● Stated goal:
Transcribe all of the material below word for word and leave out its pictures.

━━━ Exercise data

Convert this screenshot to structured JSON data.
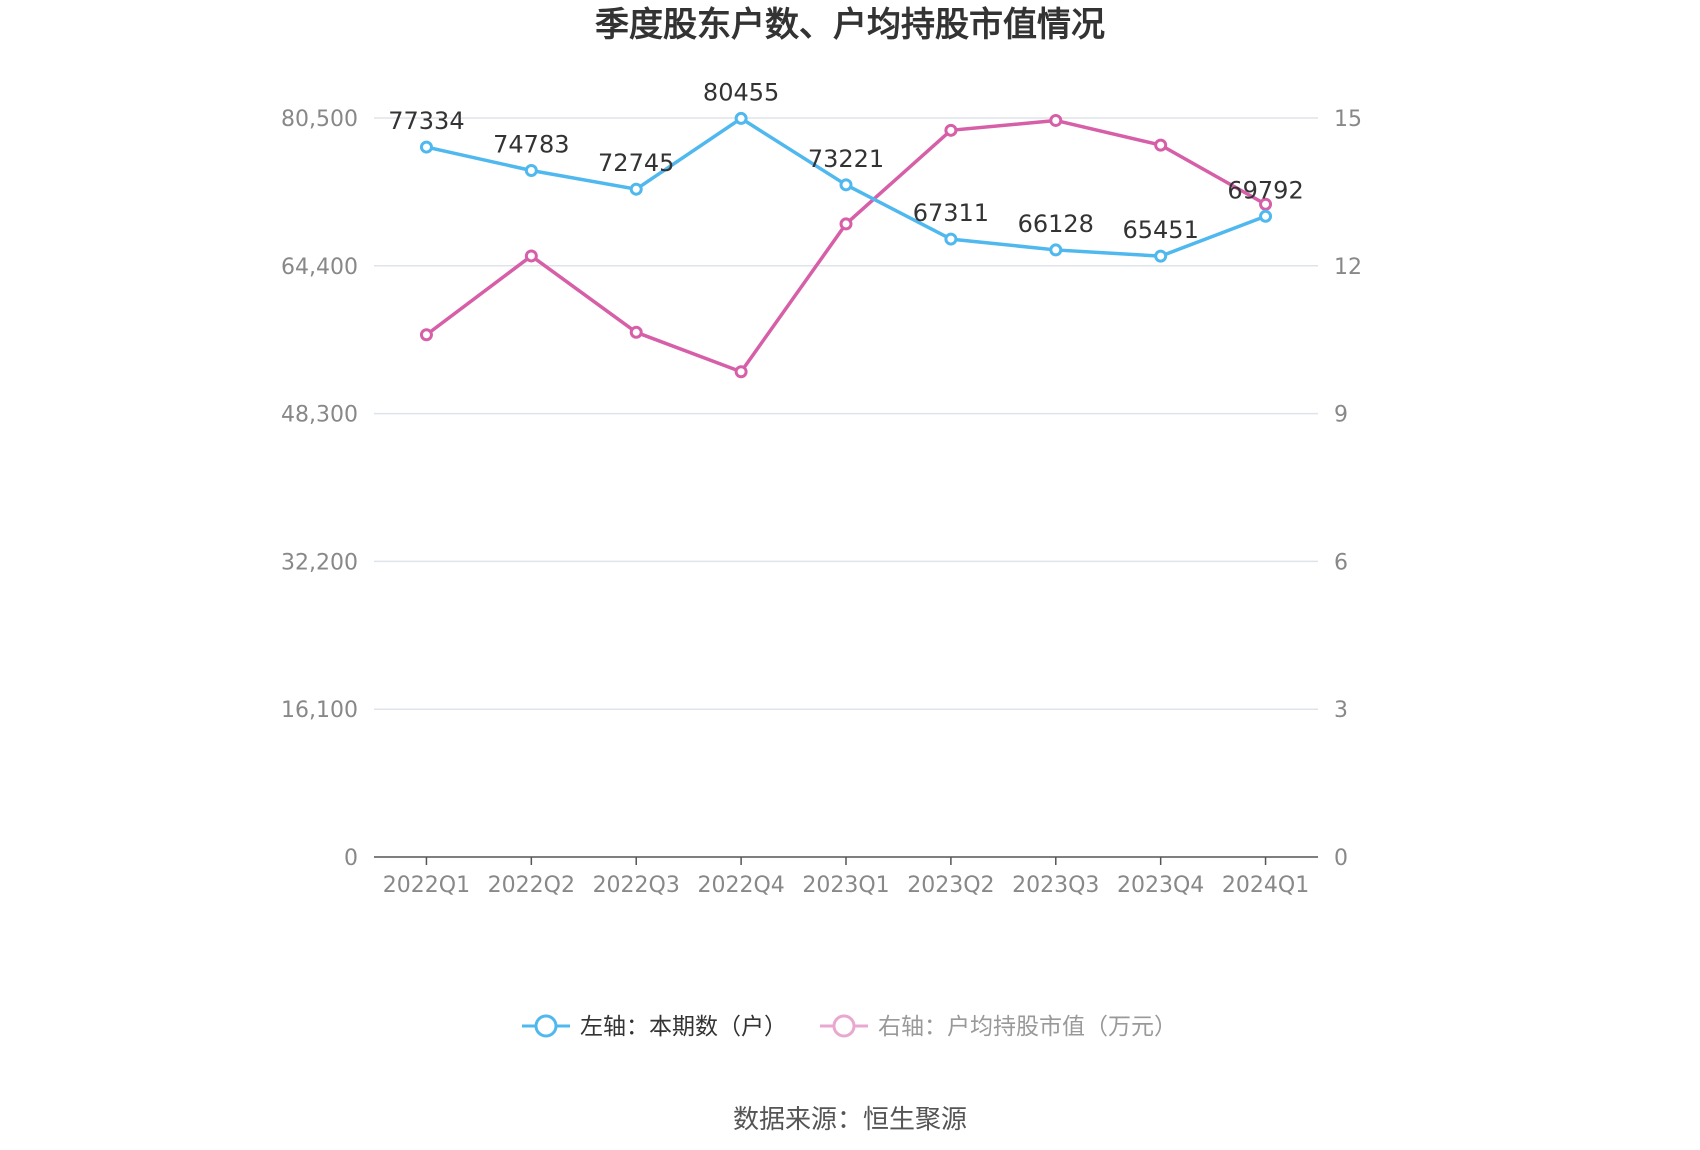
{
  "chart_data": {
    "type": "line",
    "title": "季度股东户数、户均持股市值情况",
    "categories": [
      "2022Q1",
      "2022Q2",
      "2022Q3",
      "2022Q4",
      "2023Q1",
      "2023Q2",
      "2023Q3",
      "2023Q4",
      "2024Q1"
    ],
    "left_axis": {
      "ticks": [
        "0",
        "16,100",
        "32,200",
        "48,300",
        "64,400",
        "80,500"
      ],
      "ylim": [
        0,
        80500
      ]
    },
    "right_axis": {
      "ticks": [
        "0",
        "3",
        "6",
        "9",
        "12",
        "15"
      ],
      "ylim": [
        0,
        15
      ]
    },
    "series": [
      {
        "name": "左轴：本期数（户）",
        "axis": "left",
        "color": "#4FB8EE",
        "values": [
          77334,
          74783,
          72745,
          80455,
          73221,
          67311,
          66128,
          65451,
          69792
        ],
        "labels": [
          "77334",
          "74783",
          "72745",
          "80455",
          "73221",
          "67311",
          "66128",
          "65451",
          "69792"
        ]
      },
      {
        "name": "右轴：户均持股市值（万元）",
        "axis": "right",
        "color": "#D65FA8",
        "values": [
          10.6,
          12.2,
          10.65,
          9.85,
          12.85,
          14.75,
          14.95,
          14.45,
          13.25
        ]
      }
    ],
    "grid": true,
    "legend_position": "bottom"
  },
  "source_text": "数据来源：恒生聚源"
}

━━━━━━

● Full solution:
Convert this screenshot to structured JSON data.
{
  "chart_data": {
    "type": "line",
    "title": "季度股东户数、户均持股市值情况",
    "categories": [
      "2022Q1",
      "2022Q2",
      "2022Q3",
      "2022Q4",
      "2023Q1",
      "2023Q2",
      "2023Q3",
      "2023Q4",
      "2024Q1"
    ],
    "left_axis": {
      "ticks": [
        "0",
        "16,100",
        "32,200",
        "48,300",
        "64,400",
        "80,500"
      ],
      "ylim": [
        0,
        80500
      ]
    },
    "right_axis": {
      "ticks": [
        "0",
        "3",
        "6",
        "9",
        "12",
        "15"
      ],
      "ylim": [
        0,
        15
      ]
    },
    "series": [
      {
        "name": "左轴：本期数（户）",
        "axis": "left",
        "color": "#4FB8EE",
        "values": [
          77334,
          74783,
          72745,
          80455,
          73221,
          67311,
          66128,
          65451,
          69792
        ],
        "labels": [
          "77334",
          "74783",
          "72745",
          "80455",
          "73221",
          "67311",
          "66128",
          "65451",
          "69792"
        ]
      },
      {
        "name": "右轴：户均持股市值（万元）",
        "axis": "right",
        "color": "#D65FA8",
        "values": [
          10.6,
          12.2,
          10.65,
          9.85,
          12.85,
          14.75,
          14.95,
          14.45,
          13.25
        ]
      }
    ],
    "grid": true,
    "legend_position": "bottom"
  },
  "source_text": "数据来源：恒生聚源"
}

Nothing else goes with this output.